◆ **PROBLEM DESCRIPTION**:
Go through the lines below. Copy those with "minutes".
**** MATERIAL FOR THIS EXERCISE
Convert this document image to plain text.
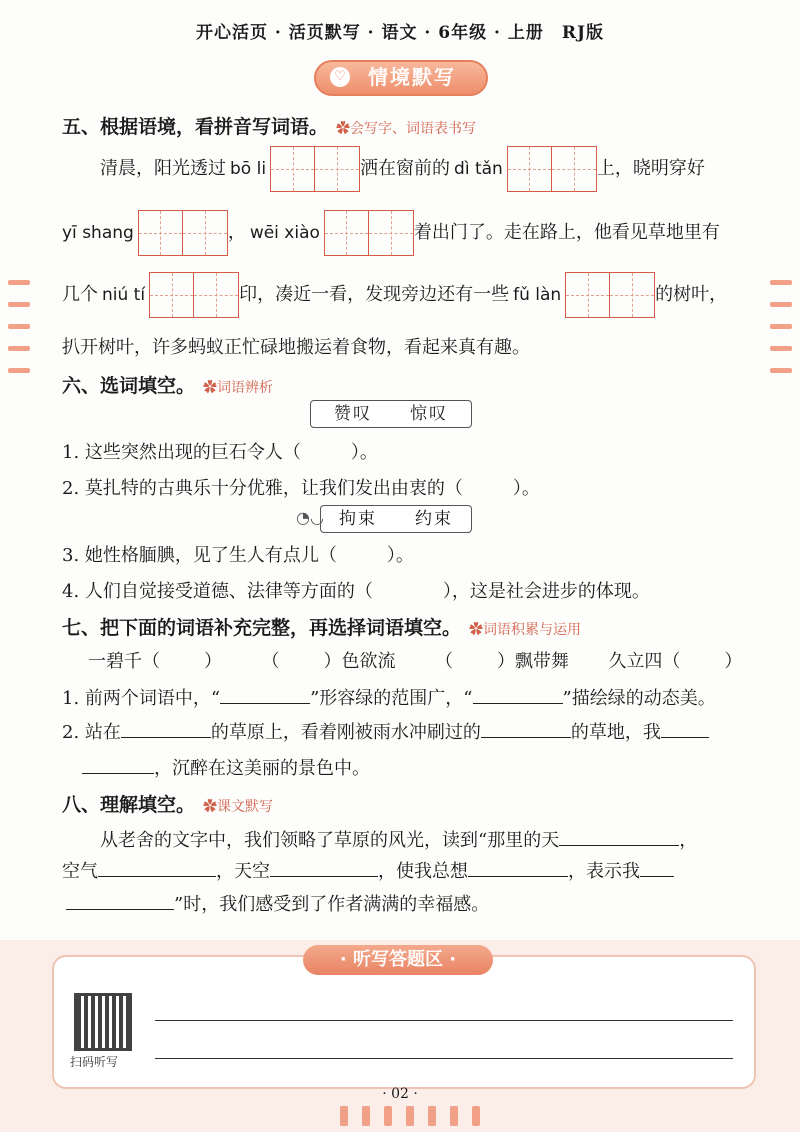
开心活页 · 活页默写 · 语文 · 6年级 · 上册　RJ版
♡ 情境默写
五、根据语境，看拼音写词语。 ✿会写字、词语表书写
清晨，阳光透过 bō li	洒在窗前的 dì tǎn	上，晓明穿好
yī shang	， wēi xiào	着出门了。走在路上，他看见草地里有
几个 niú tí	印，凑近一看，发现旁边还有一些 fǔ làn	的树叶，
扒开树叶，许多蚂蚁正忙碌地搬运着食物，看起来真有趣。
六、选词填空。 ✿词语辨析
赞叹　　惊叹
1. 这些突然出现的巨石令人（	）。
2. 莫扎特的古典乐十分优雅，让我们发出由衷的（	）。
拘束　　约束
◔◡
3. 她性格腼腆，见了生人有点儿（	）。
4. 人们自觉接受道德、法律等方面的（	），这是社会进步的体现。
七、把下面的词语补充完整，再选择词语填空。 ✿词语积累与运用
一碧千（ ） （ ）色欲流 （ ）飘带舞 久立四（ ）
1. 前两个词语中，“	”形容绿的范围广，“	”描绘绿的动态美。
2. 站在	的草原上，看着刚被雨水冲刷过的	的草地，我
，沉醉在这美丽的景色中。
八、理解填空。 ✿课文默写
从老舍的文字中，我们领略了草原的风光，读到“那里的天	，
空气	，天空	，使我总想	，表示我
”时，我们感受到了作者满满的幸福感。
· 听写答题区 ·
扫码听写
· 02 ·
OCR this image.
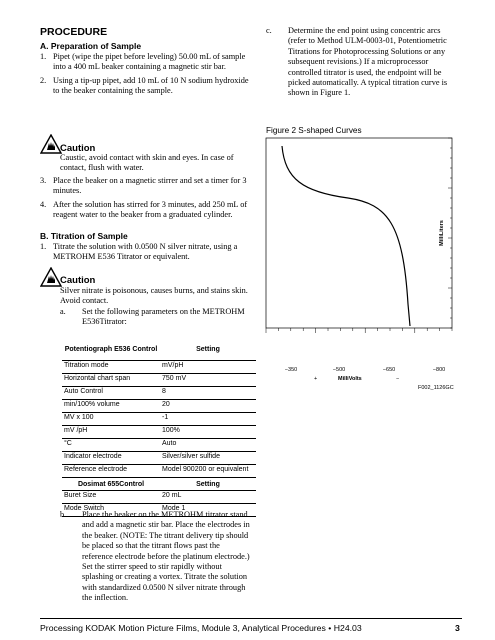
PROCEDURE
A. Preparation of Sample
1. Pipet (wipe the pipet before leveling) 50.00 mL of sample into a 400 mL beaker containing a magnetic stir bar.
2. Using a tip-up pipet, add 10 mL of 10 N sodium hydroxide to the beaker containing the sample.
Caution
Caustic, avoid contact with skin and eyes. In case of contact, flush with water.
3. Place the beaker on a magnetic stirrer and set a timer for 3 minutes.
4. After the solution has stirred for 3 minutes, add 250 mL of reagent water to the beaker from a graduated cylinder.
B. Titration of Sample
1. Titrate the solution with 0.0500 N silver nitrate, using a METROHM E536 Titrator or equivalent.
Caution
Silver nitrate is poisonous, causes burns, and stains skin. Avoid contact.
a.	Set the following parameters on the METROHM E536Titrator:
Potentiograph E536 Control	Setting
Titration mode	mV/pH
Horizontal chart span	750 mV
Auto Control	8
min/100% volume	20
MV x 100	-1
mV /pH	100%
°C	Auto
Indicator electrode	Silver/silver sulfide
Reference electrode	Model 900200 or equivalent
Dosimat 655Control	Setting
Buret Size	20 mL
Mode Switch	Mode 1
b.	Place the beaker on the METROHM titrator stand and add a magnetic stir bar. Place the electrodes in the beaker. (NOTE: The titrant delivery tip should be placed so that the titrant flows past the reference electrode before the platinum electrode.) Set the stirrer speed to stir rapidly without splashing or creating a vortex. Titrate the solution with standardized 0.0500 N silver nitrate through the inflection.
c.	Determine the end point using concentric arcs (refer to Method ULM-0003-01, Potentiometric Titrations for Photoprocessing Solutions or any subsequent revisions.) If a microprocessor controlled titrator is used, the endpoint will be picked automatically. A typical titration curve is shown in Figure 1.
Figure 2 S-shaped Curves
MilliLiters
−350	−500	−650	−800
+	MilliVolts	−
F002_1126GC
Processing KODAK Motion Picture Films, Module 3, Analytical Procedures • H24.03	3
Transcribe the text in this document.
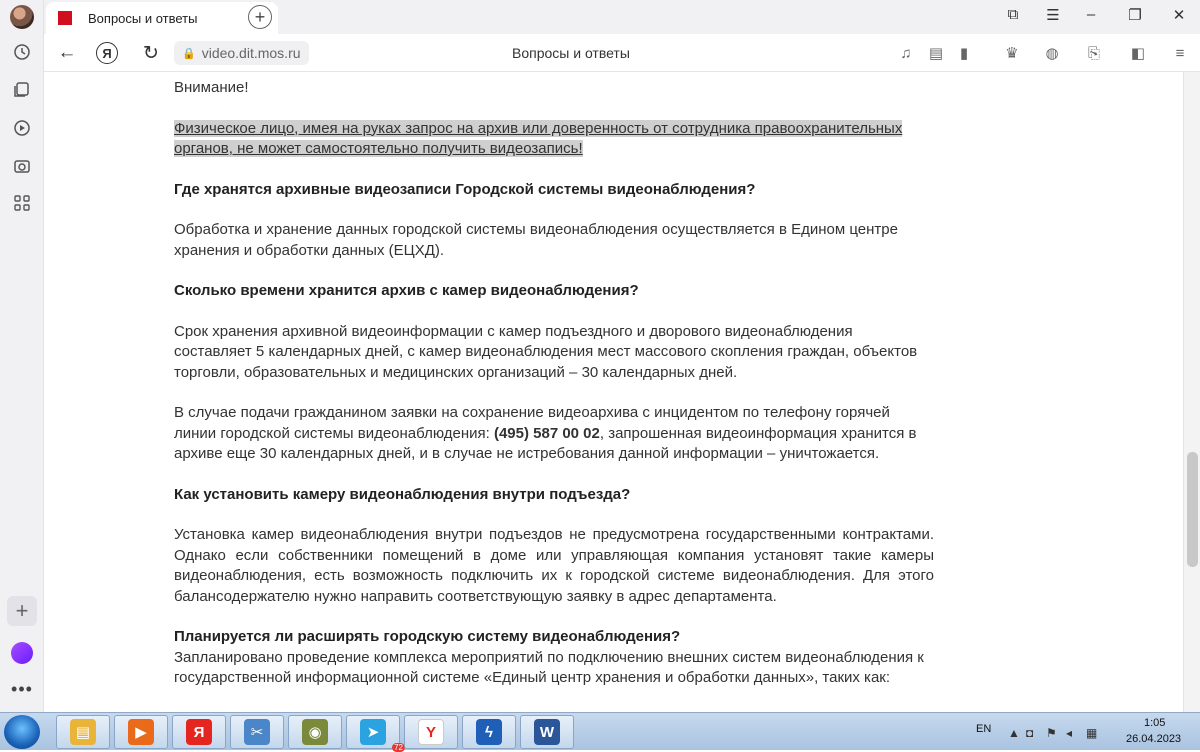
+
•••
Вопросы и ответы	+	⧉	☰	–	❐	✕
←	Я	↻	🔒 video.dit.mos.ru	Вопросы и ответы	♫ ▤	▮	♛ ◍ ⎘ ◧	≡

Внимание!

Физическое лицо, имея на руках запрос на архив или доверенность от сотрудника правоохранительных органов, не может самостоятельно получить видеозапись!

Где хранятся архивные видеозаписи Городской системы видеонаблюдения?

Обработка и хранение данных городской системы видеонаблюдения осуществляется в Едином центре хранения и обработки данных (ЕЦХД).

Сколько времени хранится архив с камер видеонаблюдения?

Срок хранения архивной видеоинформации с камер подъездного и дворового видеонаблюдения составляет 5 календарных дней, с камер видеонаблюдения мест массового скопления граждан, объектов торговли, образовательных и медицинских организаций – 30 календарных дней.

В случае подачи гражданином заявки на сохранение видеоархива с инцидентом по телефону горячей линии городской системы видеонаблюдения: (495) 587 00 02, запрошенная видеоинформация хранится в архиве еще 30 календарных дней, и в случае не истребования данной информации – уничтожается.

Как установить камеру видеонаблюдения внутри подъезда?

Установка камер видеонаблюдения внутри подъездов не предусмотрена государственными контрактами. Однако если собственники помещений в доме или управляющая компания установят такие камеры видеонаблюдения, есть возможность подключить их к городской системе видеонаблюдения. Для этого балансодержателю нужно направить соответствующую заявку в адрес департамента.

Планируется ли расширять городскую систему видеонаблюдения?

Запланировано проведение комплекса мероприятий по подключению внешних систем видеонаблюдения к государственной информационной системе «Единый центр хранения и обработки данных», таких как:

•

▤	▶	Я	✂	◉	➤
72
Y	ϟ	W	EN ▲ ◘ ⚑ ◂ ▦
1:05
26.04.2023
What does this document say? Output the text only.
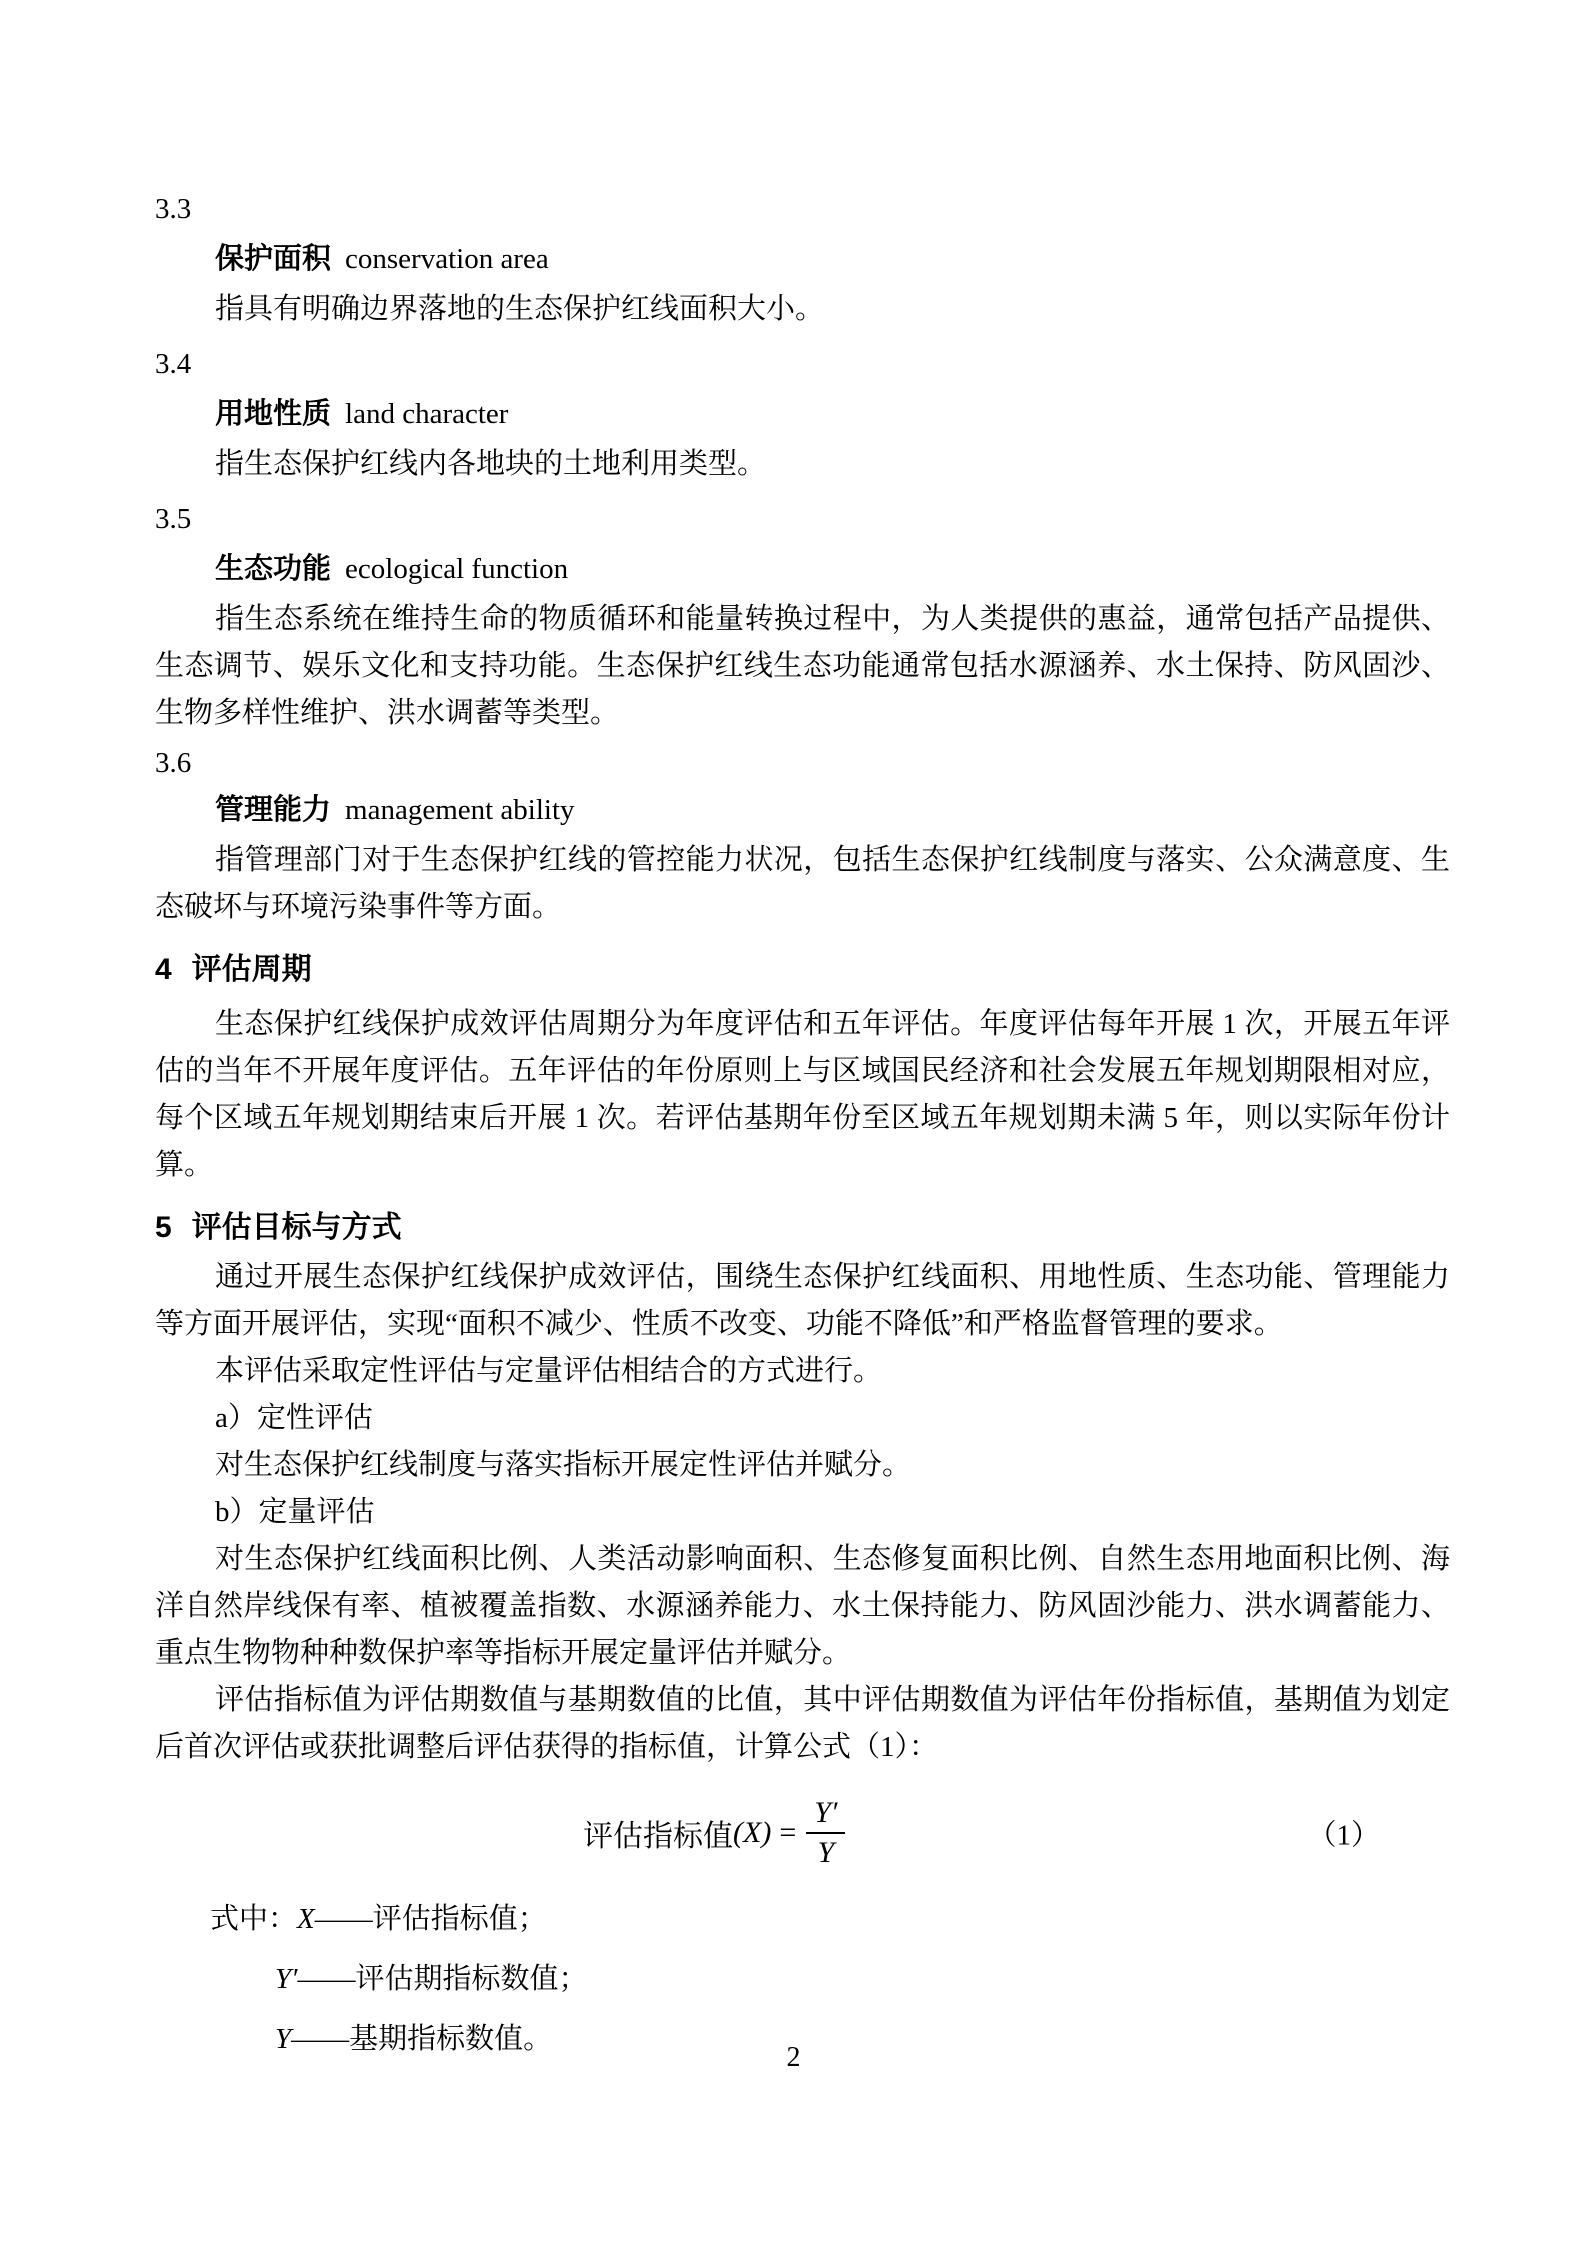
3.3
保护面积 conservation area

指具有明确边界落地的生态保护红线面积大小。

3.4
用地性质 land character

指生态保护红线内各地块的土地利用类型。

3.5
生态功能 ecological function

指生态系统在维持生命的物质循环和能量转换过程中，为人类提供的惠益，通常包括产品提供、生态调节、娱乐文化和支持功能。生态保护红线生态功能通常包括水源涵养、水土保持、防风固沙、生物多样性维护、洪水调蓄等类型。

3.6
管理能力 management ability

指管理部门对于生态保护红线的管控能力状况，包括生态保护红线制度与落实、公众满意度、生态破坏与环境污染事件等方面。

4 评估周期

生态保护红线保护成效评估周期分为年度评估和五年评估。年度评估每年开展 1 次，开展五年评估的当年不开展年度评估。五年评估的年份原则上与区域国民经济和社会发展五年规划期限相对应，每个区域五年规划期结束后开展 1 次。若评估基期年份至区域五年规划期未满 5 年，则以实际年份计算。

5 评估目标与方式

通过开展生态保护红线保护成效评估，围绕生态保护红线面积、用地性质、生态功能、管理能力等方面开展评估，实现“面积不减少、性质不改变、功能不降低”和严格监督管理的要求。

本评估采取定性评估与定量评估相结合的方式进行。

a）定性评估

对生态保护红线制度与落实指标开展定性评估并赋分。

b）定量评估

对生态保护红线面积比例、人类活动影响面积、生态修复面积比例、自然生态用地面积比例、海洋自然岸线保有率、植被覆盖指数、水源涵养能力、水土保持能力、防风固沙能力、洪水调蓄能力、重点生物物种种数保护率等指标开展定量评估并赋分。

评估指标值为评估期数值与基期数值的比值，其中评估期数值为评估年份指标值，基期值为划定后首次评估或获批调整后评估获得的指标值，计算公式（1）：

评估指标值 $(X) = \frac{Y'}{Y}$	（1）
式中：X——评估指标值；
Y′——评估期指标数值；
Y——基期指标数值。
2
********
◆ **REPLY**:
3. Place the beaker on a magnetic stirrer and set a timer for 3 minutes.
4. After the solution has stirred for 3 minutes, add 250 mL of reagent water to the beaker from a graduated cylinder.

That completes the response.